Begin
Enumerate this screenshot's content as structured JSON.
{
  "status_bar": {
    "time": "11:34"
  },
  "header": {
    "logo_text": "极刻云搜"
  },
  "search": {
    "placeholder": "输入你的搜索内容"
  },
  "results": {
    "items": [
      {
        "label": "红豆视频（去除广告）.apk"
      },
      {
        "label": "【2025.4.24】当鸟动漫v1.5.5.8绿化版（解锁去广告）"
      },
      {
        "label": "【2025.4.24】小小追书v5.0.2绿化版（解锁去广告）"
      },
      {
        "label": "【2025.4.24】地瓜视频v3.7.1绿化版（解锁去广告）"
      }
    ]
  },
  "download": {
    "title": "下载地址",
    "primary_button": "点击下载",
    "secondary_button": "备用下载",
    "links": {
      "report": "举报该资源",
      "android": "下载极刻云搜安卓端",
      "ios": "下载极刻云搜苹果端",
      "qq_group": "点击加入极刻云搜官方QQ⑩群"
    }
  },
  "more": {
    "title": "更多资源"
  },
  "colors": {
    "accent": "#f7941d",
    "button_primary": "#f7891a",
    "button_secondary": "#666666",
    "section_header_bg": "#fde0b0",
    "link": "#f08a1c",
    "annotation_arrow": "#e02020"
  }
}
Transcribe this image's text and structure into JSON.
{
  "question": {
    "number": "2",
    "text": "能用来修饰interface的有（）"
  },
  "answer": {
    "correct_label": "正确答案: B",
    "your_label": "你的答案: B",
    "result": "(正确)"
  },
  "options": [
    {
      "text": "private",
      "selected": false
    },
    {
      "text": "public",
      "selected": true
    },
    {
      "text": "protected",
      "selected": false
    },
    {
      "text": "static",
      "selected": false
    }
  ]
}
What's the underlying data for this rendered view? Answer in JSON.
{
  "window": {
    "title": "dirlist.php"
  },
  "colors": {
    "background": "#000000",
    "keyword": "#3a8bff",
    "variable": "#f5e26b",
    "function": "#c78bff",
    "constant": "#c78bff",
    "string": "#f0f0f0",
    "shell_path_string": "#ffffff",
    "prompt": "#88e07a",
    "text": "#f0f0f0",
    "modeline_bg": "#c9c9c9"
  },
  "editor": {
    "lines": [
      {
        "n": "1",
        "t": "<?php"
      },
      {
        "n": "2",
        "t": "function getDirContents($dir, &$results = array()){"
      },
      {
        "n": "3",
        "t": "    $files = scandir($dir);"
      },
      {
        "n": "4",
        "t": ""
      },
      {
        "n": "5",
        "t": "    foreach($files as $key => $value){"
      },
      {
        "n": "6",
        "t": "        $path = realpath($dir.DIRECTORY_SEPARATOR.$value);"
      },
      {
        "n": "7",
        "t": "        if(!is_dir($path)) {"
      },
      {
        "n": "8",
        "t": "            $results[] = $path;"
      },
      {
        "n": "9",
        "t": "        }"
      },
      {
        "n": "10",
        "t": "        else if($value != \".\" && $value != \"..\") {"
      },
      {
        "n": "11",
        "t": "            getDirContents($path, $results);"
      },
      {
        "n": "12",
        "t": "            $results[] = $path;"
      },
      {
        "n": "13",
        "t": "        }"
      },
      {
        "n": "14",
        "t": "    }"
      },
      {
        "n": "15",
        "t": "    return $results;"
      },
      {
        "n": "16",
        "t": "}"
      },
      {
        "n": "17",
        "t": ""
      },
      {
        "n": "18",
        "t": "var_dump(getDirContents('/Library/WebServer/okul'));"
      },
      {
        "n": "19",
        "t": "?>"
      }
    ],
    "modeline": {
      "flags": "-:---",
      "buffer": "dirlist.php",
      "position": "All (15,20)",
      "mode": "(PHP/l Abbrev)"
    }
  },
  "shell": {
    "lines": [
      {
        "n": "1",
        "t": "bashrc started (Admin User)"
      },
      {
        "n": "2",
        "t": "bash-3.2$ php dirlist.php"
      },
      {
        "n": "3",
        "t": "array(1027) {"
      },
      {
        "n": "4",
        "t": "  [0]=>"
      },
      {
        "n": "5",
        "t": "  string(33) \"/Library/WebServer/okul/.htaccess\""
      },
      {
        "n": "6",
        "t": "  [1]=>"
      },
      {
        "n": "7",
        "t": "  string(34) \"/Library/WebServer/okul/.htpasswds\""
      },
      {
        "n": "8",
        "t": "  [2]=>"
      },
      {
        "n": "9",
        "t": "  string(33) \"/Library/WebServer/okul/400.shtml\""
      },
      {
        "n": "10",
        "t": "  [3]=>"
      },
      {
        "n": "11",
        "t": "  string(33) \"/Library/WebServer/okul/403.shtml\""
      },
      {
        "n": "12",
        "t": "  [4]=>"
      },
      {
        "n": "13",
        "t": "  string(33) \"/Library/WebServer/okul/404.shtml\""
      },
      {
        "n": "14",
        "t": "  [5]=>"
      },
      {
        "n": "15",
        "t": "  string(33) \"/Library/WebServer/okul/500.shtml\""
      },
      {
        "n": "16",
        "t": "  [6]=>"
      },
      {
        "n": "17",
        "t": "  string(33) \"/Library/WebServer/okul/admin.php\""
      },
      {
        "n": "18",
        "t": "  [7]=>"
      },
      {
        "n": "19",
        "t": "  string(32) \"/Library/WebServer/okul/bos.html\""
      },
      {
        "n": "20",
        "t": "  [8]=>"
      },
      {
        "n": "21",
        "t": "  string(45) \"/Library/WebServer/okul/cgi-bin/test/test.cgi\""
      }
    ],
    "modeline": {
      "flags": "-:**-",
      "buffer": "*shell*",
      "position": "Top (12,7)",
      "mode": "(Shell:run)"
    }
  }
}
End
◆ Directions for this task: Compute the number of lines above that contain the string "files". Reply with that value only.

◆ Answer to the exercise: 2